To be done: Say how many lines of the listing below contain "value", giving the number and nothing else.

Input material:
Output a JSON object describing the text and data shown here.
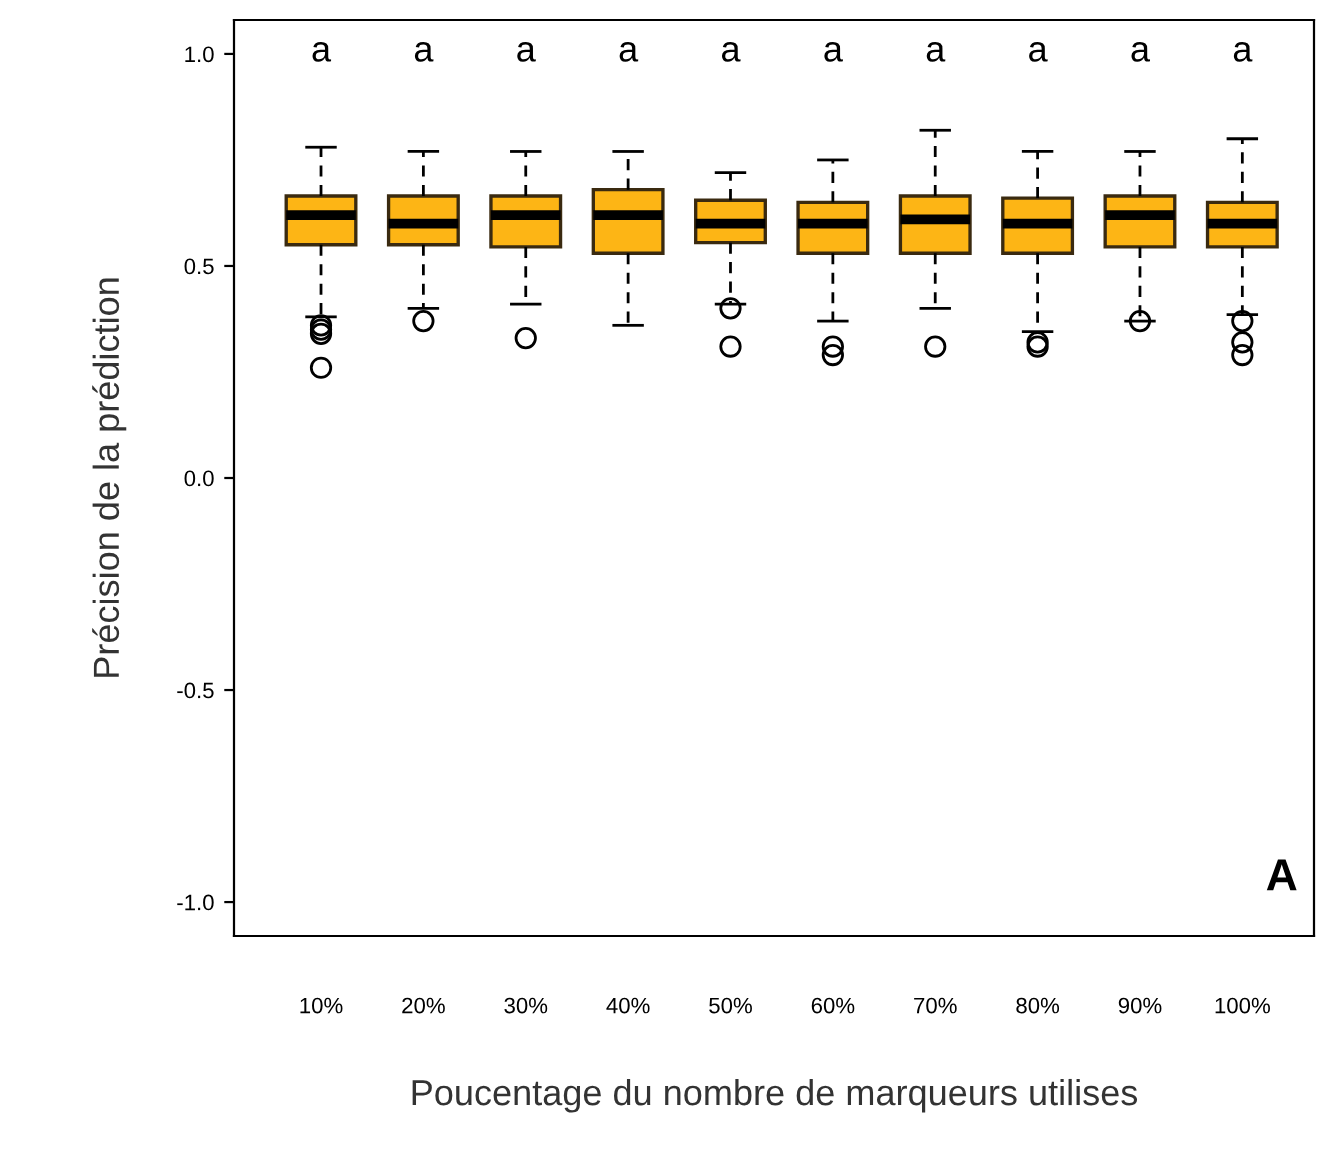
{
  "chart_data": {
    "type": "box",
    "xlabel": "Poucentage du nombre de marqueurs utilises",
    "ylabel": "Précision de la prédiction",
    "categories": [
      "10%",
      "20%",
      "30%",
      "40%",
      "50%",
      "60%",
      "70%",
      "80%",
      "90%",
      "100%"
    ],
    "color": "#fdb515",
    "boxes": [
      {
        "low": 0.38,
        "q1": 0.55,
        "median": 0.62,
        "q3": 0.665,
        "high": 0.78,
        "outliers": [
          0.36,
          0.35,
          0.34,
          0.26
        ]
      },
      {
        "low": 0.4,
        "q1": 0.55,
        "median": 0.6,
        "q3": 0.665,
        "high": 0.77,
        "outliers": [
          0.37
        ]
      },
      {
        "low": 0.41,
        "q1": 0.545,
        "median": 0.62,
        "q3": 0.665,
        "high": 0.77,
        "outliers": [
          0.33
        ]
      },
      {
        "low": 0.36,
        "q1": 0.53,
        "median": 0.62,
        "q3": 0.68,
        "high": 0.77
      },
      {
        "low": 0.41,
        "q1": 0.555,
        "median": 0.6,
        "q3": 0.655,
        "high": 0.72,
        "outliers": [
          0.4,
          0.31
        ]
      },
      {
        "low": 0.37,
        "q1": 0.53,
        "median": 0.6,
        "q3": 0.65,
        "high": 0.75,
        "outliers": [
          0.31,
          0.29
        ]
      },
      {
        "low": 0.4,
        "q1": 0.53,
        "median": 0.61,
        "q3": 0.665,
        "high": 0.82,
        "outliers": [
          0.31
        ]
      },
      {
        "low": 0.345,
        "q1": 0.53,
        "median": 0.6,
        "q3": 0.66,
        "high": 0.77,
        "outliers": [
          0.32,
          0.31
        ]
      },
      {
        "low": 0.37,
        "q1": 0.545,
        "median": 0.62,
        "q3": 0.665,
        "high": 0.77,
        "outliers": [
          0.37
        ]
      },
      {
        "low": 0.385,
        "q1": 0.545,
        "median": 0.6,
        "q3": 0.65,
        "high": 0.8,
        "outliers": [
          0.37,
          0.32,
          0.29
        ]
      }
    ],
    "ylim": [
      -1.08,
      1.08
    ],
    "yticks": [
      {
        "value": -1,
        "label": "-1.0"
      },
      {
        "value": -0.5,
        "label": "-0.5"
      },
      {
        "value": 0,
        "label": "0.0"
      },
      {
        "value": 0.5,
        "label": "0.5"
      },
      {
        "value": 1,
        "label": "1.0"
      }
    ],
    "grid": false,
    "annotations": [
      "a",
      "a",
      "a",
      "a",
      "a",
      "a",
      "a",
      "a",
      "a",
      "a",
      "A"
    ]
  }
}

Worked answer: 5